#### [Work to be completed]
Keep the pictures out of the copy and repeat the records exactly.
───── Task input ─────
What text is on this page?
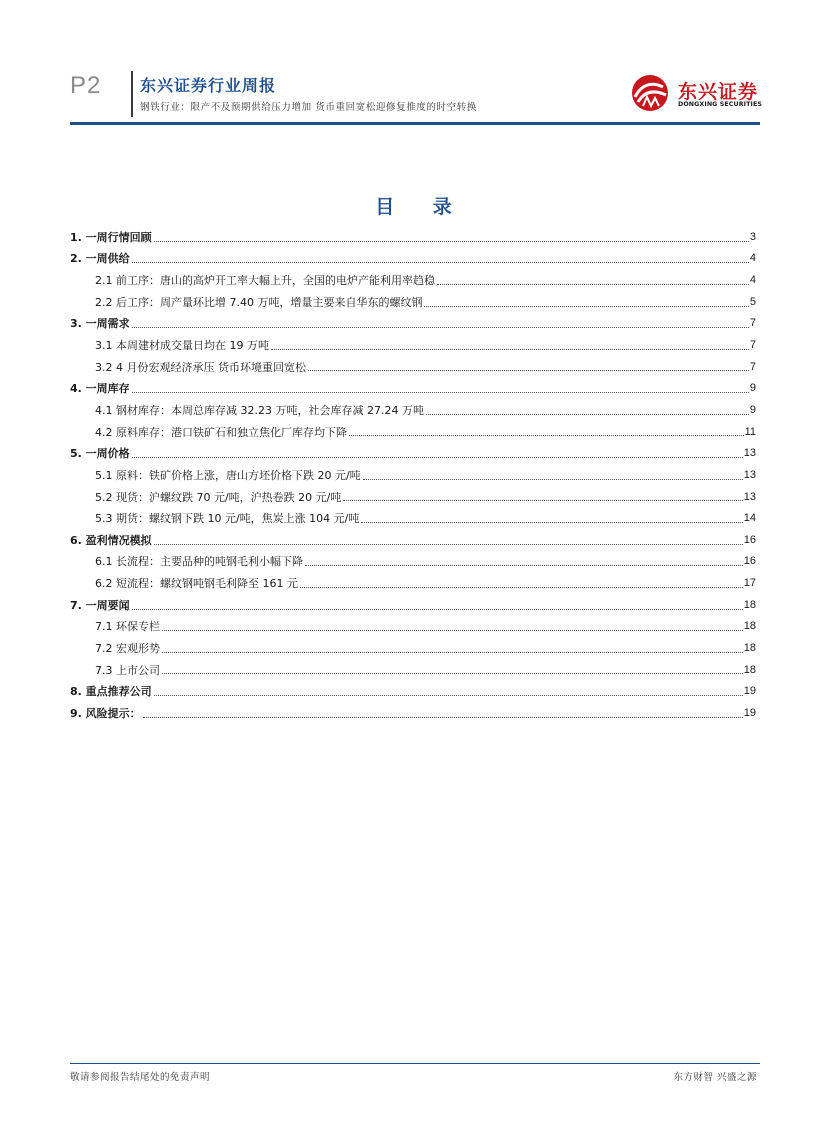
P2 东兴证券行业周报
钢铁行业：限产不及预期供给压力增加 货币重回宽松迎修复推度的时空转换
东兴证券
DONGXING SECURITIES
目 录
1. 一周行情回顾	3
2. 一周供给	4
2.1 前工序：唐山的高炉开工率大幅上升，全国的电炉产能利用率趋稳	4
2.2 后工序：周产量环比增 7.40 万吨，增量主要来自华东的螺纹钢	5
3. 一周需求	7
3.1 本周建材成交量日均在 19 万吨	7
3.2 4 月份宏观经济承压 货币环境重回宽松	7
4. 一周库存	9
4.1 钢材库存：本周总库存减 32.23 万吨，社会库存减 27.24 万吨	9
4.2 原料库存：港口铁矿石和独立焦化厂库存均下降	11
5. 一周价格	13
5.1 原料：铁矿价格上涨，唐山方坯价格下跌 20 元/吨	13
5.2 现货：沪螺纹跌 70 元/吨，沪热卷跌 20 元/吨	13
5.3 期货：螺纹钢下跌 10 元/吨，焦炭上涨 104 元/吨	14
6. 盈利情况模拟	16
6.1 长流程：主要品种的吨钢毛利小幅下降	16
6.2 短流程：螺纹钢吨钢毛利降至 161 元	17
7. 一周要闻	18
7.1 环保专栏	18
7.2 宏观形势	18
7.3 上市公司	18
8. 重点推荐公司	19
9. 风险提示：	19
敬请参阅报告结尾处的免责声明	东方财智 兴盛之源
─────
#### [Reply]
What text is on this page?
P2 东兴证券行业周报
钢铁行业：限产不及预期供给压力增加 货币重回宽松迎修复推度的时空转换
东兴证券
DONGXING SECURITIES
目 录
1. 一周行情回顾	3
2. 一周供给	4
2.1 前工序：唐山的高炉开工率大幅上升，全国的电炉产能利用率趋稳	4
2.2 后工序：周产量环比增 7.40 万吨，增量主要来自华东的螺纹钢	5
3. 一周需求	7
3.1 本周建材成交量日均在 19 万吨	7
3.2 4 月份宏观经济承压 货币环境重回宽松	7
4. 一周库存	9
4.1 钢材库存：本周总库存减 32.23 万吨，社会库存减 27.24 万吨	9
4.2 原料库存：港口铁矿石和独立焦化厂库存均下降	11
5. 一周价格	13
5.1 原料：铁矿价格上涨，唐山方坯价格下跌 20 元/吨	13
5.2 现货：沪螺纹跌 70 元/吨，沪热卷跌 20 元/吨	13
5.3 期货：螺纹钢下跌 10 元/吨，焦炭上涨 104 元/吨	14
6. 盈利情况模拟	16
6.1 长流程：主要品种的吨钢毛利小幅下降	16
6.2 短流程：螺纹钢吨钢毛利降至 161 元	17
7. 一周要闻	18
7.1 环保专栏	18
7.2 宏观形势	18
7.3 上市公司	18
8. 重点推荐公司	19
9. 风险提示：	19
敬请参阅报告结尾处的免责声明	东方财智 兴盛之源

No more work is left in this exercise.